# Dataset excerpts start
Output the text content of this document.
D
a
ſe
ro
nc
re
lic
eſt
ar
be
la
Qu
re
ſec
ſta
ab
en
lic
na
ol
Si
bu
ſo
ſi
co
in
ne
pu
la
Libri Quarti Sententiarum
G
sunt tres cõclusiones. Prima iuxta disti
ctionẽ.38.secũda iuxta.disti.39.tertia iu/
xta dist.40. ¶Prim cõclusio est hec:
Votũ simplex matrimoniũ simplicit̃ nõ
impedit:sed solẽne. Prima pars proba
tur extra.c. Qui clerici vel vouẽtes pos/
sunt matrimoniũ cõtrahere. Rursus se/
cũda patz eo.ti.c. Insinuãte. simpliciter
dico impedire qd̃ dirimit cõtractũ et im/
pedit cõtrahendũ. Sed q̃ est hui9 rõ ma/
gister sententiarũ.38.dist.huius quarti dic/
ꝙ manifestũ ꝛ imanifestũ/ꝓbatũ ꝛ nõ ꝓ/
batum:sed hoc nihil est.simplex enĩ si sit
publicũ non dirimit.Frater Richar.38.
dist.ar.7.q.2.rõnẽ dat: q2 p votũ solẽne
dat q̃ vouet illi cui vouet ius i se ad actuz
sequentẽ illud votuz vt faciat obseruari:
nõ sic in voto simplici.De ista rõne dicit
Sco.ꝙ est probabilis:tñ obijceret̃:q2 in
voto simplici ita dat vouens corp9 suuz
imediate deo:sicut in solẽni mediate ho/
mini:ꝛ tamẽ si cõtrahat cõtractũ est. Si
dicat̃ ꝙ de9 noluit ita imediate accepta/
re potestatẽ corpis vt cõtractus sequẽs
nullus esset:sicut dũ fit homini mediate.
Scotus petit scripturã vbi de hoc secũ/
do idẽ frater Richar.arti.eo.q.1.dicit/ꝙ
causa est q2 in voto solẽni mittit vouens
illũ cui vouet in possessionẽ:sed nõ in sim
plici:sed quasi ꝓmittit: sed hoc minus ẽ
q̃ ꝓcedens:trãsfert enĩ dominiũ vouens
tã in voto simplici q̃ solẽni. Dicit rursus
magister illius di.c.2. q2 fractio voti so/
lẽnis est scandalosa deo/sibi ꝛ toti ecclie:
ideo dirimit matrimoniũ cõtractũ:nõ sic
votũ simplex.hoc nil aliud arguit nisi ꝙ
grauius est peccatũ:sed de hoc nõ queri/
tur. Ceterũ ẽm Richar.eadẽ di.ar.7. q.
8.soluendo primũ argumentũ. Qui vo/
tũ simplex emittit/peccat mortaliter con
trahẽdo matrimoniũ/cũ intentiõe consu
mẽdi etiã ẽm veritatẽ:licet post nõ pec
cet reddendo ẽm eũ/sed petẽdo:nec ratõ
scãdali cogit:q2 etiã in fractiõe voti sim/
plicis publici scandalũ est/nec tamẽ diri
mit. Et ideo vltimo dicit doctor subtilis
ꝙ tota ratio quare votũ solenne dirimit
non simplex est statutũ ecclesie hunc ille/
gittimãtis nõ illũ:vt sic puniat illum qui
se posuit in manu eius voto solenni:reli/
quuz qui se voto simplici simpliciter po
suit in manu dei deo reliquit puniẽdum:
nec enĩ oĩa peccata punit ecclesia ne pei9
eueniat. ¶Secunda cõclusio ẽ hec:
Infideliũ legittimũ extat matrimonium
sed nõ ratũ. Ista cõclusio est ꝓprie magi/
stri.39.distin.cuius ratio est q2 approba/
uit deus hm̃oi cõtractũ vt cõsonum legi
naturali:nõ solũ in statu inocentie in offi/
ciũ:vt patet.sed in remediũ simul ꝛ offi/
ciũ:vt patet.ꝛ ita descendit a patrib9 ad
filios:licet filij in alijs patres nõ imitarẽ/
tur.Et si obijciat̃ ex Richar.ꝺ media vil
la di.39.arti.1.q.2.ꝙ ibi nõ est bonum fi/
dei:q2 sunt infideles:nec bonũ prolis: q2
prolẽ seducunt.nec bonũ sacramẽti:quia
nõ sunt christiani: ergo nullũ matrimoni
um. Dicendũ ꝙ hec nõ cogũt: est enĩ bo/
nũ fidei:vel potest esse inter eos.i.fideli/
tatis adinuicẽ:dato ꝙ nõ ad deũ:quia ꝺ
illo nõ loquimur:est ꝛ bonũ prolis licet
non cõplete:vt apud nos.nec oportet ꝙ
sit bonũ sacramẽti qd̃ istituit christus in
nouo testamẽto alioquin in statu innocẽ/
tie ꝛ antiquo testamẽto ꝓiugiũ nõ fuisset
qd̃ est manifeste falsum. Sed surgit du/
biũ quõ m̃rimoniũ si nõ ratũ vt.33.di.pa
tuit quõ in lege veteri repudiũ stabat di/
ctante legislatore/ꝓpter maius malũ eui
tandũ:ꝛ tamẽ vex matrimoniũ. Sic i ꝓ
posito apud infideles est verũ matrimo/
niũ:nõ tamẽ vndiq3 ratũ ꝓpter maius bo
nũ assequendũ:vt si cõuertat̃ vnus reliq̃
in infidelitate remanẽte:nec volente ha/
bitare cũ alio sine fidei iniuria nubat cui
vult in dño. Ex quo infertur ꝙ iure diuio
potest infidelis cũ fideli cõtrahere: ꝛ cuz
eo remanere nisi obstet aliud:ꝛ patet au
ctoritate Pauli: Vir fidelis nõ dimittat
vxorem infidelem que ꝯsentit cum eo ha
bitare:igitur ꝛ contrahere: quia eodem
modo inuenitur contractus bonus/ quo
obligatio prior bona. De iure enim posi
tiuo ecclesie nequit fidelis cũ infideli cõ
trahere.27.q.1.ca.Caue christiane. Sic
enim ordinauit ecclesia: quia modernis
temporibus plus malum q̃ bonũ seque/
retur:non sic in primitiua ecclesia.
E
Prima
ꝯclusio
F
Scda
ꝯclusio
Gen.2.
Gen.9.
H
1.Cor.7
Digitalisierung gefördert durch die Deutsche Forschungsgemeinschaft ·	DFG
# Dataset excerpts end
• Do this: All of the material above needs to be retyped word for word.

• Result of the exercise:
Output the text content of this document.
D
a
ſe
ro
nc
re
lic
eſt
ar
be
la
Qu
re
ſec
ſta
ab
en
lic
na
ol
Si
bu
ſo
ſi
co
in
ne
pu
la
Libri Quarti Sententiarum
G
sunt tres cõclusiones. Prima iuxta disti
ctionẽ.38.secũda iuxta.disti.39.tertia iu/
xta dist.40. ¶Prim cõclusio est hec:
Votũ simplex matrimoniũ simplicit̃ nõ
impedit:sed solẽne. Prima pars proba
tur extra.c. Qui clerici vel vouẽtes pos/
sunt matrimoniũ cõtrahere. Rursus se/
cũda patz eo.ti.c. Insinuãte. simpliciter
dico impedire qd̃ dirimit cõtractũ et im/
pedit cõtrahendũ. Sed q̃ est hui9 rõ ma/
gister sententiarũ.38.dist.huius quarti dic/
ꝙ manifestũ ꝛ imanifestũ/ꝓbatũ ꝛ nõ ꝓ/
batum:sed hoc nihil est.simplex enĩ si sit
publicũ non dirimit.Frater Richar.38.
dist.ar.7.q.2.rõnẽ dat: q2 p votũ solẽne
dat q̃ vouet illi cui vouet ius i se ad actuz
sequentẽ illud votuz vt faciat obseruari:
nõ sic in voto simplici.De ista rõne dicit
Sco.ꝙ est probabilis:tñ obijceret̃:q2 in
voto simplici ita dat vouens corp9 suuz
imediate deo:sicut in solẽni mediate ho/
mini:ꝛ tamẽ si cõtrahat cõtractũ est. Si
dicat̃ ꝙ de9 noluit ita imediate accepta/
re potestatẽ corpis vt cõtractus sequẽs
nullus esset:sicut dũ fit homini mediate.
Scotus petit scripturã vbi de hoc secũ/
do idẽ frater Richar.arti.eo.q.1.dicit/ꝙ
causa est q2 in voto solẽni mittit vouens
illũ cui vouet in possessionẽ:sed nõ in sim
plici:sed quasi ꝓmittit: sed hoc minus ẽ
q̃ ꝓcedens:trãsfert enĩ dominiũ vouens
tã in voto simplici q̃ solẽni. Dicit rursus
magister illius di.c.2. q2 fractio voti so/
lẽnis est scandalosa deo/sibi ꝛ toti ecclie:
ideo dirimit matrimoniũ cõtractũ:nõ sic
votũ simplex.hoc nil aliud arguit nisi ꝙ
grauius est peccatũ:sed de hoc nõ queri/
tur. Ceterũ ẽm Richar.eadẽ di.ar.7. q.
8.soluendo primũ argumentũ. Qui vo/
tũ simplex emittit/peccat mortaliter con
trahẽdo matrimoniũ/cũ intentiõe consu
mẽdi etiã ẽm veritatẽ:licet post nõ pec
cet reddendo ẽm eũ/sed petẽdo:nec ratõ
scãdali cogit:q2 etiã in fractiõe voti sim/
plicis publici scandalũ est/nec tamẽ diri
mit. Et ideo vltimo dicit doctor subtilis
ꝙ tota ratio quare votũ solenne dirimit
non simplex est statutũ ecclesie hunc ille/
gittimãtis nõ illũ:vt sic puniat illum qui
se posuit in manu eius voto solenni:reli/
quuz qui se voto simplici simpliciter po
suit in manu dei deo reliquit puniẽdum:
nec enĩ oĩa peccata punit ecclesia ne pei9
eueniat. ¶Secunda cõclusio ẽ hec:
Infideliũ legittimũ extat matrimonium
sed nõ ratũ. Ista cõclusio est ꝓprie magi/
stri.39.distin.cuius ratio est q2 approba/
uit deus hm̃oi cõtractũ vt cõsonum legi
naturali:nõ solũ in statu inocentie in offi/
ciũ:vt patet.sed in remediũ simul ꝛ offi/
ciũ:vt patet.ꝛ ita descendit a patrib9 ad
filios:licet filij in alijs patres nõ imitarẽ/
tur.Et si obijciat̃ ex Richar.ꝺ media vil
la di.39.arti.1.q.2.ꝙ ibi nõ est bonum fi/
dei:q2 sunt infideles:nec bonũ prolis: q2
prolẽ seducunt.nec bonũ sacramẽti:quia
nõ sunt christiani: ergo nullũ matrimoni
um. Dicendũ ꝙ hec nõ cogũt: est enĩ bo/
nũ fidei:vel potest esse inter eos.i.fideli/
tatis adinuicẽ:dato ꝙ nõ ad deũ:quia ꝺ
illo nõ loquimur:est ꝛ bonũ prolis licet
non cõplete:vt apud nos.nec oportet ꝙ
sit bonũ sacramẽti qd̃ istituit christus in
nouo testamẽto alioquin in statu innocẽ/
tie ꝛ antiquo testamẽto ꝓiugiũ nõ fuisset
qd̃ est manifeste falsum. Sed surgit du/
biũ quõ m̃rimoniũ si nõ ratũ vt.33.di.pa
tuit quõ in lege veteri repudiũ stabat di/
ctante legislatore/ꝓpter maius malũ eui
tandũ:ꝛ tamẽ vex matrimoniũ. Sic i ꝓ
posito apud infideles est verũ matrimo/
niũ:nõ tamẽ vndiq3 ratũ ꝓpter maius bo
nũ assequendũ:vt si cõuertat̃ vnus reliq̃
in infidelitate remanẽte:nec volente ha/
bitare cũ alio sine fidei iniuria nubat cui
vult in dño. Ex quo infertur ꝙ iure diuio
potest infidelis cũ fideli cõtrahere: ꝛ cuz
eo remanere nisi obstet aliud:ꝛ patet au
ctoritate Pauli: Vir fidelis nõ dimittat
vxorem infidelem que ꝯsentit cum eo ha
bitare:igitur ꝛ contrahere: quia eodem
modo inuenitur contractus bonus/ quo
obligatio prior bona. De iure enim posi
tiuo ecclesie nequit fidelis cũ infideli cõ
trahere.27.q.1.ca.Caue christiane. Sic
enim ordinauit ecclesia: quia modernis
temporibus plus malum q̃ bonũ seque/
retur:non sic in primitiua ecclesia.
E
Prima
ꝯclusio
F
Scda
ꝯclusio
Gen.2.
Gen.9.
H
1.Cor.7
Digitalisierung gefördert durch die Deutsche Forschungsgemeinschaft ·	DFG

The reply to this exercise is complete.